═══ Listed entries ═══
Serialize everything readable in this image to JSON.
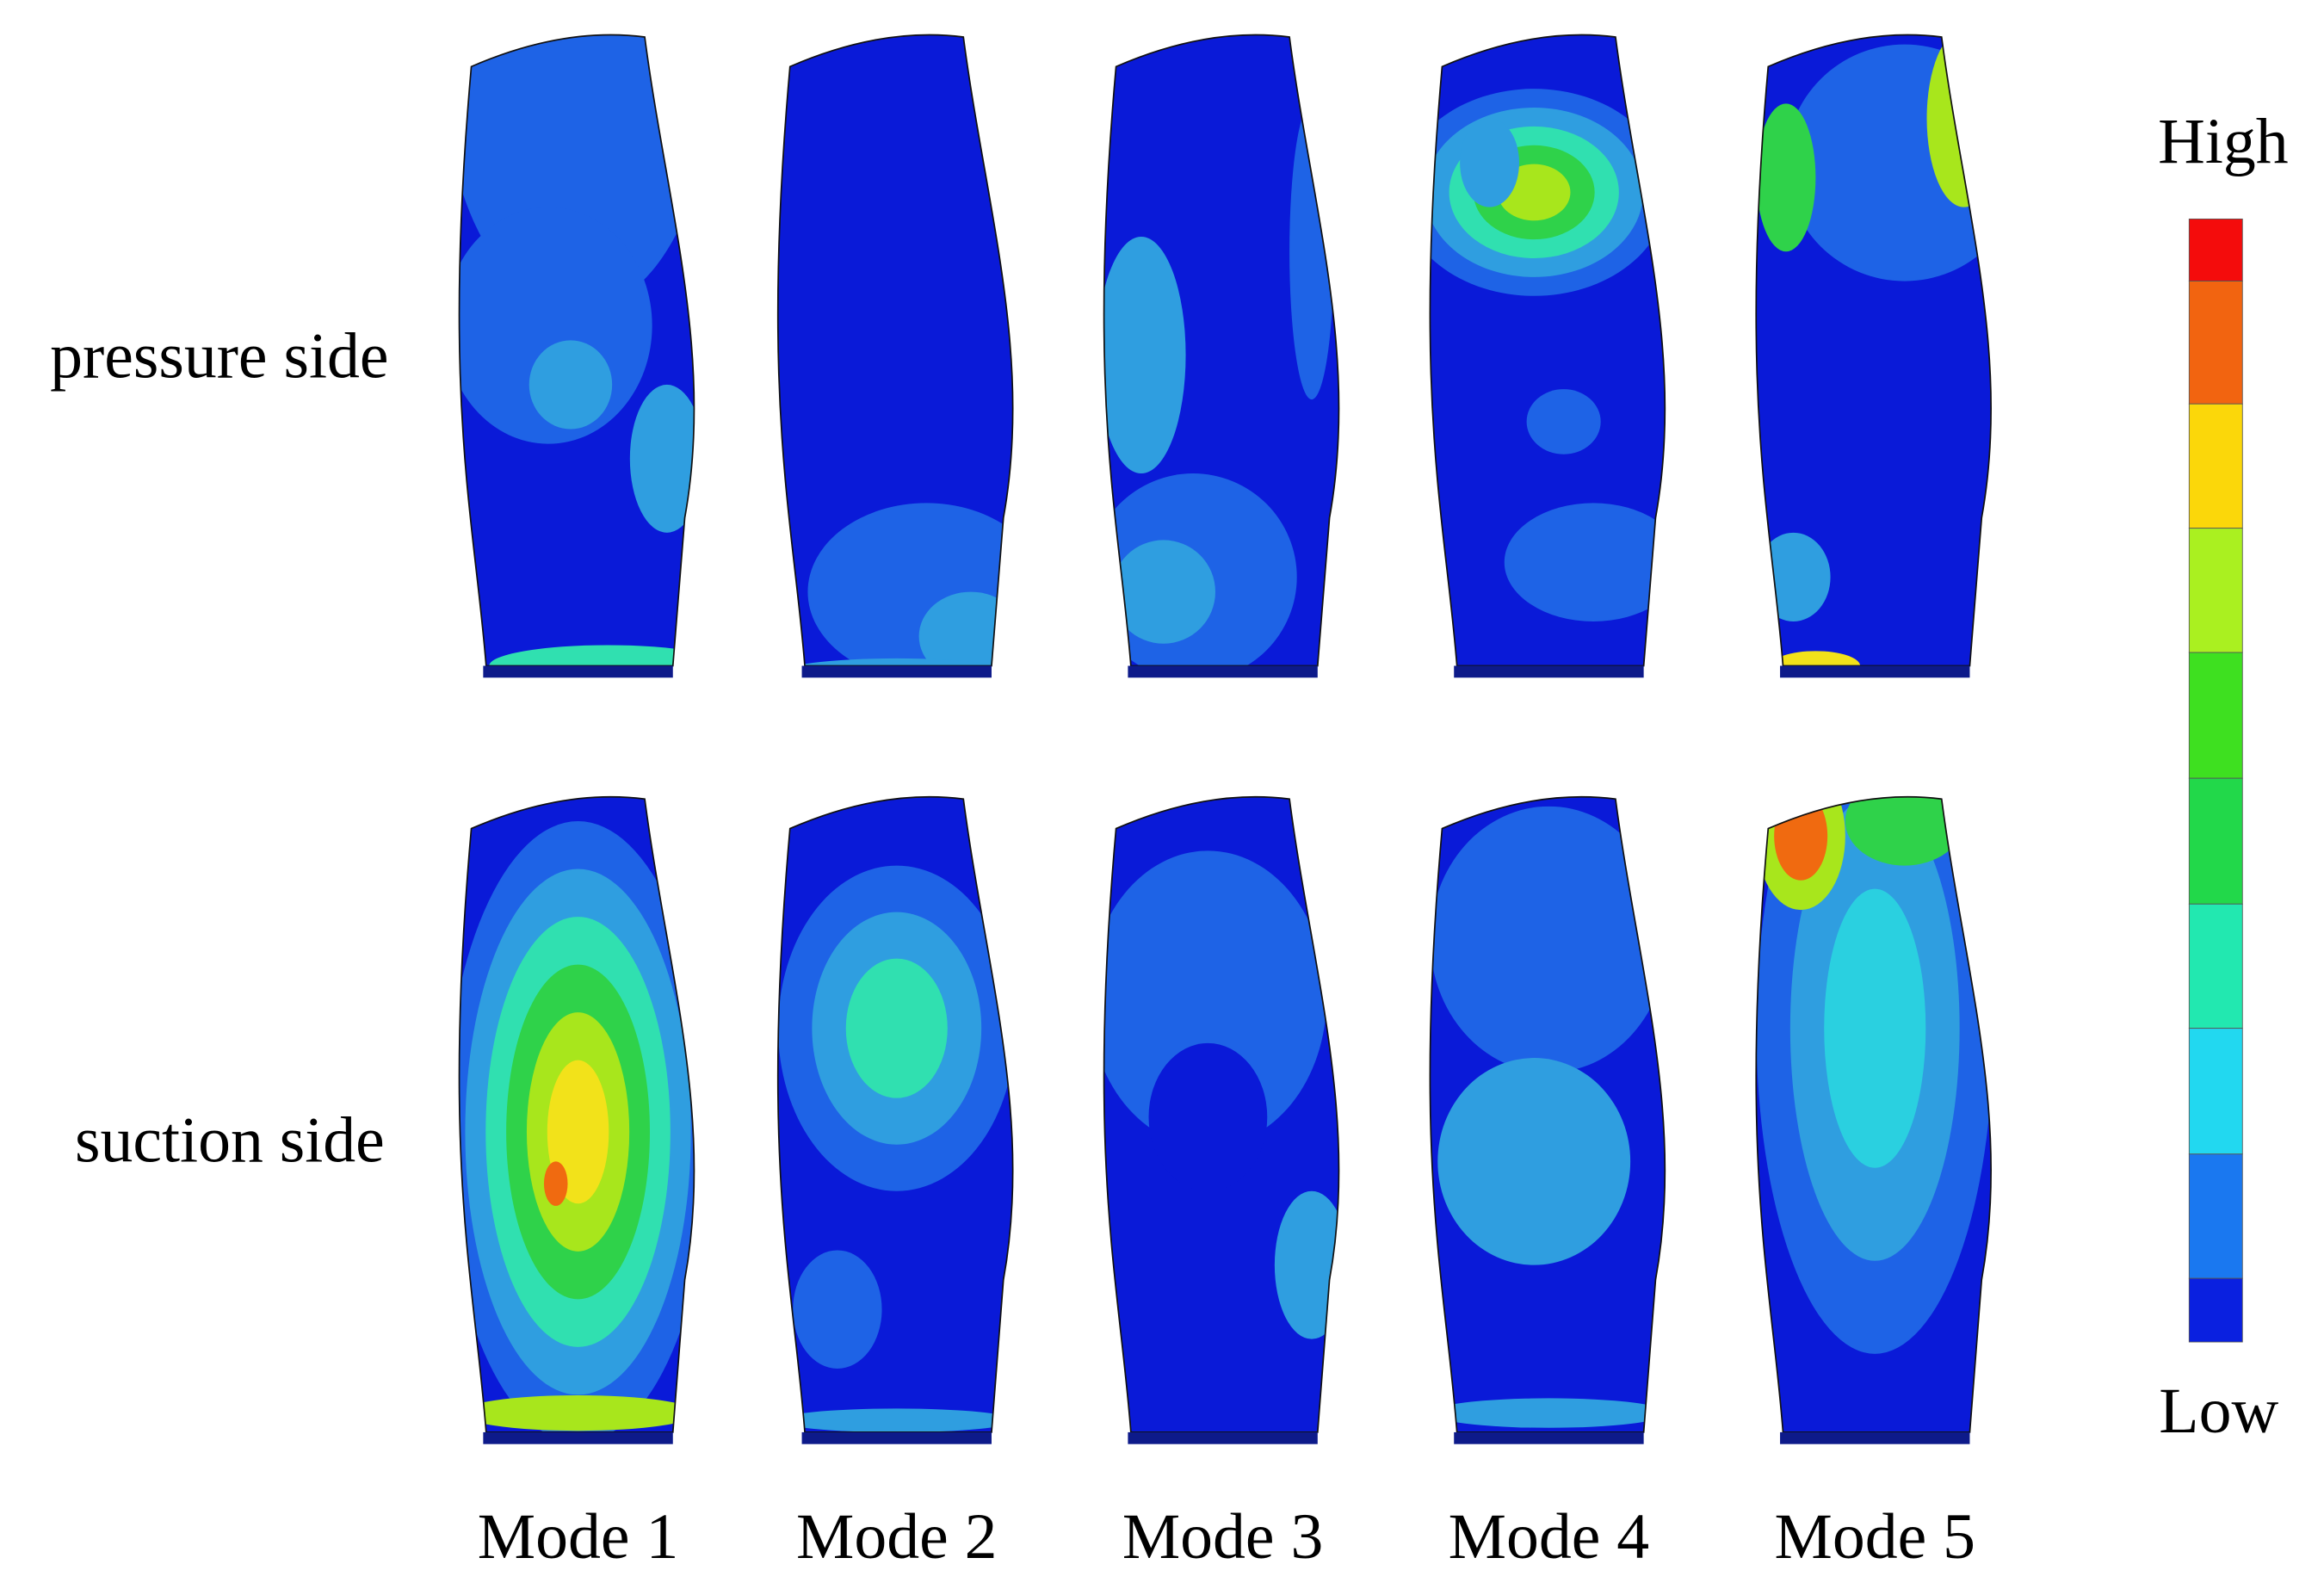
{
  "row_labels": [
    "pressure side",
    "suction side"
  ],
  "mode_labels": [
    "Mode 1",
    "Mode 2",
    "Mode 3",
    "Mode 4",
    "Mode 5"
  ],
  "colorbar": {
    "high": "High",
    "low": "Low"
  }
}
═══
__Challenge__: Copy the entries above faithfully and omit every image.

__Output below__:
Serialize everything readable in this image to JSON.
{
  "row_labels": [
    "pressure side",
    "suction side"
  ],
  "mode_labels": [
    "Mode 1",
    "Mode 2",
    "Mode 3",
    "Mode 4",
    "Mode 5"
  ],
  "colorbar": {
    "high": "High",
    "low": "Low"
  }
}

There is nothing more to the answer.